# Goal A
In the court opinion, what price did the departing shareholders agree to sell their shares back to the corporation for?

━━━━━ Extract provided ━━━━━

629 F2d 569 Lumber Company Perry v. Hamman
629 F.2d 569
Bankr. L. Rep. P 67,332
In re HAMMAN-McFARLAND LUMBER COMPANY, an Arizona
Wallace PERRY, Trustee, Plaintiff-Appellant,
Larry HAMMAN et ux., et al., Defendants-Appellees.
United States Court of Appeals,
As Amended on Denial of Rehearing April 11, 1980.
James M. Marlar, Rawlins, Ellis, Burrus & Kiewit, Phoenix, Ariz., for plaintiff-appellant.
Henry Jacobowitz, Kaplan, Kaplan, Jacobowitz & Hendricks, P.A., Phoenix, Ariz., for defendants-appellees.
Appeal from the United States District Court for the District of Arizona.
Before KILKENNY, ANDERSON and SCHROEDER, Circuit Judges.
SCHROEDER, Circuit Judge.
This appeal is from the trial court's judgment denying recovery by the receiver in bankruptcy proceedings of deferred payments made by the debtor corporation to some of its shareholders under a stock redemption agreement. The receiver brought the claim under § 70(e) of the Bankruptcy Act, challenging the validity of the payments under applicable Arizona law. The trustee, substituted for the receiver, urges here that the bankruptcy court and the district court erred in upholding the validity of the payments under Arizona law.
The corporation, Hamman-McFarland Lumber Company, was a closely held Arizona corporation. In order to resolve an inter-family dispute the shareholder family members executed a stock redemption agreement in 1971 dividing the corporation. Under this agreement the departing shareholders, appellees, sold their shares back to the corporation for an agreed price of $418,506. Although at the time of the agreement the corporation apparently did not have sufficient earned surplus to cover the entire redemption price, it was solvent and had a net worth sufficient to enable full payment without rendering the corporation insolvent.
Soon after execution of the agreement the corporation paid over 70 per cent of the redemption price in cash and other assets and executed a promissory note for the balance. The corporation secured this note with a duly recorded mortgage on real property owned by the corporation.
The corporation made its final payment on the note in June, 1975. Shortly before that time, however, the corporation initiated Chapter XI bankruptcy proceedings. We assume for purposes of this appeal that one or more of the later payments were made at a time when the corporation was insolvent.
In this appeal the trustee argues that, pursuant to Arizona law, he is entitled to recover on behalf of creditors those deferred stock redemption payments made at a time when the corporation was insolvent.

━━━━━ Records to process ━━━━━

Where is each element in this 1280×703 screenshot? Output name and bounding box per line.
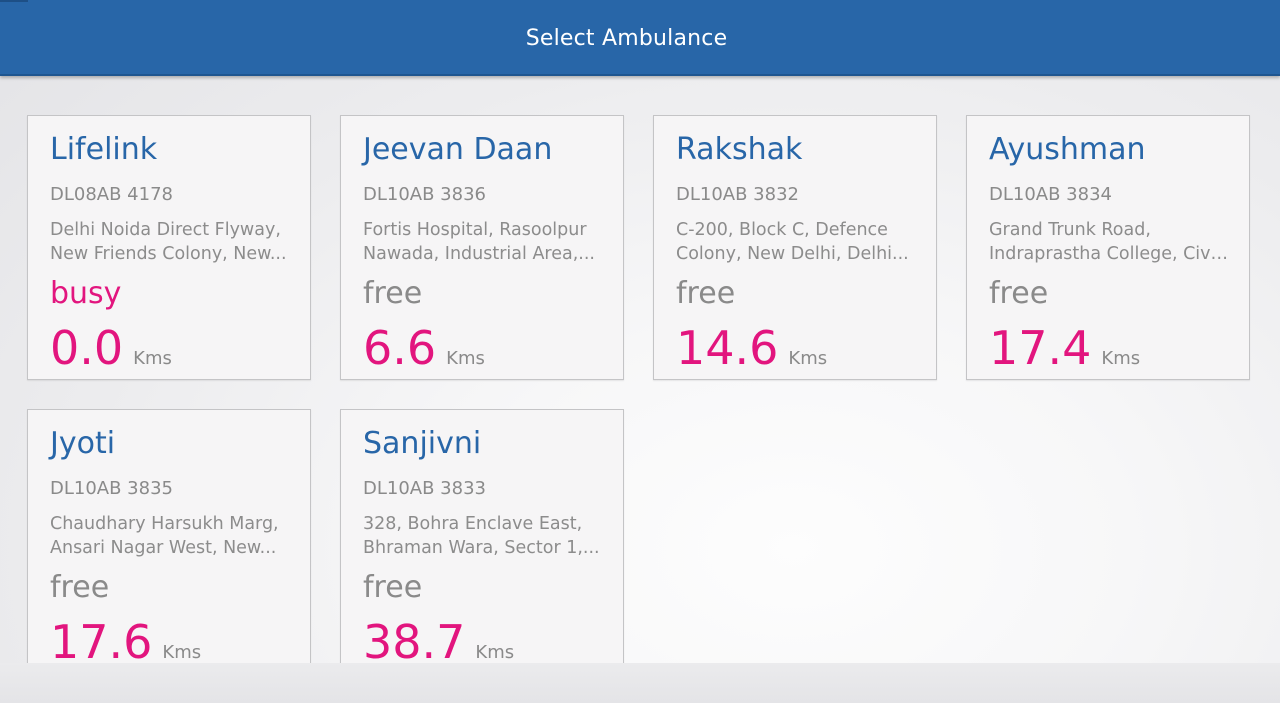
ambulance-name: Lifelink (50, 132, 158, 167)
ambulance-name: Sanjivni (363, 426, 482, 461)
distance: 14.6 Kms (676, 321, 827, 375)
app-bar-notch (0, 0, 28, 2)
ambulance-card-jyoti[interactable]: Jyoti DL10AB 3835 Chaudhary Harsukh Marg… (27, 409, 311, 663)
status-badge: free (363, 276, 423, 311)
ambulance-name: Rakshak (676, 132, 803, 167)
ambulance-registration: DL10AB 3833 (363, 478, 486, 499)
ambulance-grid[interactable]: Lifelink DL08AB 4178 Delhi Noida Direct … (0, 76, 1280, 663)
ambulance-name: Jeevan Daan (363, 132, 553, 167)
ambulance-registration: DL10AB 3835 (50, 478, 173, 499)
distance: 0.0 Kms (50, 321, 172, 375)
ambulance-card-ayushman[interactable]: Ayushman DL10AB 3834 Grand Trunk Road, I… (966, 115, 1250, 380)
ambulance-address: Grand Trunk Road, Indraprastha College, … (989, 218, 1229, 266)
navigation-bar-area (0, 663, 1280, 703)
ambulance-registration: DL10AB 3834 (989, 184, 1112, 205)
distance-value: 38.7 (363, 615, 466, 663)
status-badge: free (50, 570, 110, 605)
status-badge: free (676, 276, 736, 311)
address-line-2: Colony, New Delhi, Delhi... (676, 244, 909, 264)
distance-unit: Kms (162, 642, 202, 663)
ambulance-card-sanjivni[interactable]: Sanjivni DL10AB 3833 328, Bohra Enclave … (340, 409, 624, 663)
ambulance-address: Delhi Noida Direct Flyway, New Friends C… (50, 218, 290, 266)
distance-value: 17.4 (989, 321, 1092, 375)
distance-value: 6.6 (363, 321, 437, 375)
distance: 17.4 Kms (989, 321, 1140, 375)
distance-unit: Kms (133, 348, 172, 369)
ambulance-registration: DL10AB 3836 (363, 184, 486, 205)
ambulance-card-lifelink[interactable]: Lifelink DL08AB 4178 Delhi Noida Direct … (27, 115, 311, 380)
status-badge: free (363, 570, 423, 605)
ambulance-name: Jyoti (50, 426, 116, 461)
address-line-1: Fortis Hospital, Rasoolpur (363, 220, 587, 240)
address-line-1: Delhi Noida Direct Flyway, (50, 220, 281, 240)
status-badge: busy (50, 276, 122, 311)
address-line-1: C-200, Block C, Defence (676, 220, 888, 240)
distance-value: 17.6 (50, 615, 153, 663)
distance-value: 0.0 (50, 321, 124, 375)
app-bar: Select Ambulance (0, 0, 1280, 76)
address-line-2: Indraprastha College, Civi... (989, 244, 1229, 264)
ambulance-registration: DL10AB 3832 (676, 184, 799, 205)
ambulance-name: Ayushman (989, 132, 1146, 167)
ambulance-address: Chaudhary Harsukh Marg, Ansari Nagar Wes… (50, 512, 290, 560)
address-line-2: Ansari Nagar West, New... (50, 538, 277, 558)
address-line-1: Chaudhary Harsukh Marg, (50, 514, 279, 534)
page-title: Select Ambulance (525, 26, 728, 51)
ambulance-registration: DL08AB 4178 (50, 184, 173, 205)
distance-unit: Kms (1101, 348, 1141, 369)
address-line-1: Grand Trunk Road, (989, 220, 1151, 240)
address-line-2: Bhraman Wara, Sector 1,... (363, 538, 600, 558)
ambulance-address: 328, Bohra Enclave East, Bhraman Wara, S… (363, 512, 603, 560)
distance-value: 14.6 (676, 321, 779, 375)
distance: 38.7 Kms (363, 615, 514, 663)
address-line-2: New Friends Colony, New... (50, 244, 287, 264)
distance-unit: Kms (788, 348, 828, 369)
distance-unit: Kms (475, 642, 515, 663)
distance: 17.6 Kms (50, 615, 201, 663)
ambulance-card-rakshak[interactable]: Rakshak DL10AB 3832 C-200, Block C, Defe… (653, 115, 937, 380)
address-line-2: Nawada, Industrial Area,... (363, 244, 595, 264)
ambulance-card-jeevan-daan[interactable]: Jeevan Daan DL10AB 3836 Fortis Hospital,… (340, 115, 624, 380)
ambulance-address: Fortis Hospital, Rasoolpur Nawada, Indus… (363, 218, 603, 266)
ambulance-address: C-200, Block C, Defence Colony, New Delh… (676, 218, 916, 266)
status-badge: free (989, 276, 1049, 311)
distance-unit: Kms (446, 348, 485, 369)
address-line-1: 328, Bohra Enclave East, (363, 514, 583, 534)
distance: 6.6 Kms (363, 321, 485, 375)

━━━━━

# Goal B
From the entries, copy word for word the lines starting at the line that has "ambulance-name: Lifelink (50, 132, 158, 167)" and stopping after the line that has "status-badge: free (676, 276, 736, 311)".

# Exercise answer A
$418,506

# Exercise answer B
ambulance-name: Lifelink (50, 132, 158, 167)
ambulance-name: Sanjivni (363, 426, 482, 461)
distance: 14.6 Kms (676, 321, 827, 375)
app-bar-notch (0, 0, 28, 2)
ambulance-card-jyoti[interactable]: Jyoti DL10AB 3835 Chaudhary Harsukh Marg… (27, 409, 311, 663)
status-badge: free (363, 276, 423, 311)
ambulance-name: Rakshak (676, 132, 803, 167)
ambulance-registration: DL10AB 3833 (363, 478, 486, 499)
ambulance-grid[interactable]: Lifelink DL08AB 4178 Delhi Noida Direct … (0, 76, 1280, 663)
ambulance-name: Jeevan Daan (363, 132, 553, 167)
ambulance-registration: DL10AB 3835 (50, 478, 173, 499)
distance: 0.0 Kms (50, 321, 172, 375)
ambulance-card-ayushman[interactable]: Ayushman DL10AB 3834 Grand Trunk Road, I… (966, 115, 1250, 380)
ambulance-address: Grand Trunk Road, Indraprastha College, … (989, 218, 1229, 266)
navigation-bar-area (0, 663, 1280, 703)
ambulance-registration: DL10AB 3834 (989, 184, 1112, 205)
distance-value: 38.7 (363, 615, 466, 663)
status-badge: free (50, 570, 110, 605)
status-badge: free (676, 276, 736, 311)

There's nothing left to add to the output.